WHAT IS BEING ASKED: Resume the biographical article on Hugh Loveday Beazley below, writing on from its final sentence.

= Hugh Loveday Beazley =

British judge (1880–1964)

Sir Hugh Loveday Beazley (16 October 1880 - 17 July 1964) was a County Court Judge (1934–1937), a Judge of the Mayor's and City of London Court (1937–1942) and the Common Serjeant of London (1942-1953).

He was the son of Robert Clover Beazley MP (1850–1925) and Harriet Gertrude (née Williams). During World War I Beazley was promoted to 2nd Lieutenant in the Liverpool Regiment on 22 November 1916.

In 1934, Beazley was appointed a County Court Judge of Circuit 38 (Edmonton & Wood Green, Ilford, etc), while from 1937 to 1942 he was judge of the Mayor's and City of London Court. In 1942, he was appointed Common Serjeant of London, the second most senior permanent judge of the Central Criminal Court after the Recorder of London. He held the post until his retirement in December 1953. From 1946 he was appointed to the Lieutenancy for the City of London and was knighted in 1953. He was a member of the Oxford and Cambridge Club.

DATA UNDER STUDY:
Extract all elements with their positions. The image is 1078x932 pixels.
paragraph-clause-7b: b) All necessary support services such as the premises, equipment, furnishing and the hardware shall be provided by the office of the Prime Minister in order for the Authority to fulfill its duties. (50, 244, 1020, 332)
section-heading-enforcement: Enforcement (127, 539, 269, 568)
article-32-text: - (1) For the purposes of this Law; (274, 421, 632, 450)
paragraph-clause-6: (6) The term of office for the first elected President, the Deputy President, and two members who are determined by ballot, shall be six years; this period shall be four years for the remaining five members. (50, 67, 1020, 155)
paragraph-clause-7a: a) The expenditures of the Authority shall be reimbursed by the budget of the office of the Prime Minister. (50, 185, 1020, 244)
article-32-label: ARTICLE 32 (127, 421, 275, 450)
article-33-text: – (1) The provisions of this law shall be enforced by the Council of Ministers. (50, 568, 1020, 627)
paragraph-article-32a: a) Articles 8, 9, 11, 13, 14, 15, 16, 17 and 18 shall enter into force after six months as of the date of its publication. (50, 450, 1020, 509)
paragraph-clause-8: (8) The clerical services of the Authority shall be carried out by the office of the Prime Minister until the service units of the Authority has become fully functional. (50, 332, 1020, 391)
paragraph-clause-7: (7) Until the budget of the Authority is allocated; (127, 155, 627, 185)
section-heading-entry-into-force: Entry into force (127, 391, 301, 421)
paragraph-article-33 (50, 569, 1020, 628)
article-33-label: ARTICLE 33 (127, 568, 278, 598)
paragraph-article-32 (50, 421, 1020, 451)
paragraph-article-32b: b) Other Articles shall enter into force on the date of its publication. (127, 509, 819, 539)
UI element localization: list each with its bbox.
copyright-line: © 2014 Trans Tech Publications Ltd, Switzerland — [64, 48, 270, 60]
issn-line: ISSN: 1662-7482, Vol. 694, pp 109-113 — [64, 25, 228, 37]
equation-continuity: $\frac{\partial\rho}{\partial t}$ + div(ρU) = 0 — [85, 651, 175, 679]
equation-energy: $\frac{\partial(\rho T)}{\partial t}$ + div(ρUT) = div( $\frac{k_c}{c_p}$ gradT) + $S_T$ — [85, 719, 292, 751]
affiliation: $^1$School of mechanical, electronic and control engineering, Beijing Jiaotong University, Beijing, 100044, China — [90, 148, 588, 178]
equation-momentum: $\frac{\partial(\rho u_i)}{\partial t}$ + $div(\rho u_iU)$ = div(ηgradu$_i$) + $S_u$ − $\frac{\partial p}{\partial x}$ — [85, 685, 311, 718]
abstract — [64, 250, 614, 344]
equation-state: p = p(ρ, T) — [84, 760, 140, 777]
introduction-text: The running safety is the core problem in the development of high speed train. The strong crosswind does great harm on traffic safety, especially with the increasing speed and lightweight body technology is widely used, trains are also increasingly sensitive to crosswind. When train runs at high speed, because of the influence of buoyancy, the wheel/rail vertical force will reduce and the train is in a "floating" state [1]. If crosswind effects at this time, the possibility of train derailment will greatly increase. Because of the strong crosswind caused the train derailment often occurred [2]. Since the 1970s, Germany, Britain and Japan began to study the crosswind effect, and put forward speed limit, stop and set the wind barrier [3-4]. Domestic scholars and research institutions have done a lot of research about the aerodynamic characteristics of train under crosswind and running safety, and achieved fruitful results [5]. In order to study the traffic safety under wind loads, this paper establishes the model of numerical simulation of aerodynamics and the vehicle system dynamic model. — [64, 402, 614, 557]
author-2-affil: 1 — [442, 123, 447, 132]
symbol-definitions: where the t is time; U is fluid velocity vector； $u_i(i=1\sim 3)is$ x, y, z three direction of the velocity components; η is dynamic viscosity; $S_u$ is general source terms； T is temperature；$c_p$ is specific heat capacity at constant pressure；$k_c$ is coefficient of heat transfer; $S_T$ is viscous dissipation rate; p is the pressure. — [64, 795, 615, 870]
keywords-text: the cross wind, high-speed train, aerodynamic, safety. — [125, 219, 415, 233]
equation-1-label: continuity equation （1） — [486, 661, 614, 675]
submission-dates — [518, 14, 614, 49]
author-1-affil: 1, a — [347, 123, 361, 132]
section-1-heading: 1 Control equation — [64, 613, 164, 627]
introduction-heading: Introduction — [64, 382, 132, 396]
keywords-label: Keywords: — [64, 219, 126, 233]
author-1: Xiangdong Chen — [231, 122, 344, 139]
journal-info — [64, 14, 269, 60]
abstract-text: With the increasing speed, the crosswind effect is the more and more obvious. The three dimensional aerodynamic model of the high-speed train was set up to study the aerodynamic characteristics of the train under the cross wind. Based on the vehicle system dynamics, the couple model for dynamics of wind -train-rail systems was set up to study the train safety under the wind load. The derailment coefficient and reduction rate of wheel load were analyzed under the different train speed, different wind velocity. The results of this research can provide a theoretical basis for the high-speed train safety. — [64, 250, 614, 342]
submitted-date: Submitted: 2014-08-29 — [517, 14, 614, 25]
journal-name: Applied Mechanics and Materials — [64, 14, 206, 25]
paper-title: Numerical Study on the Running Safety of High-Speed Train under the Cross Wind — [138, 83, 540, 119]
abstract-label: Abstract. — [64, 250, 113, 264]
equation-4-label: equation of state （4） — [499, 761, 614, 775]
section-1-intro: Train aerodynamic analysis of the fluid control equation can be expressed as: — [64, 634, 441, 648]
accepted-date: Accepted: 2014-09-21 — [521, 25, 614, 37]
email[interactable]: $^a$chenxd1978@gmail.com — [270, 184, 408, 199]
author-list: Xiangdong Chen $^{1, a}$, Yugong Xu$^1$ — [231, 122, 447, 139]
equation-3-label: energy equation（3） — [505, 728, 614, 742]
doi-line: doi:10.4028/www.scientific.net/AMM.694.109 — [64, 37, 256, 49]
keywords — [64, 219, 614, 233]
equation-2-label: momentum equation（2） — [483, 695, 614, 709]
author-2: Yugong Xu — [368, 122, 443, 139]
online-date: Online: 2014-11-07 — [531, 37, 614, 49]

EXPECTED ANSWER:
Beazley married Beatrice Constance Veasey. Their son was Wing Commander Hugh John Beazley, DFC (1916–2011), a famed World War II Royal Air Force fighter pilot. Another son was Lieutenant Robert Arthur Cecil Beazley of the King's Regiment (Liverpool) (1912–1944) who was killed on active service in Burma.

Beazley died in 1964 aged 83. He was succeeded as Common Serjeant by Edward Anthony Hawke.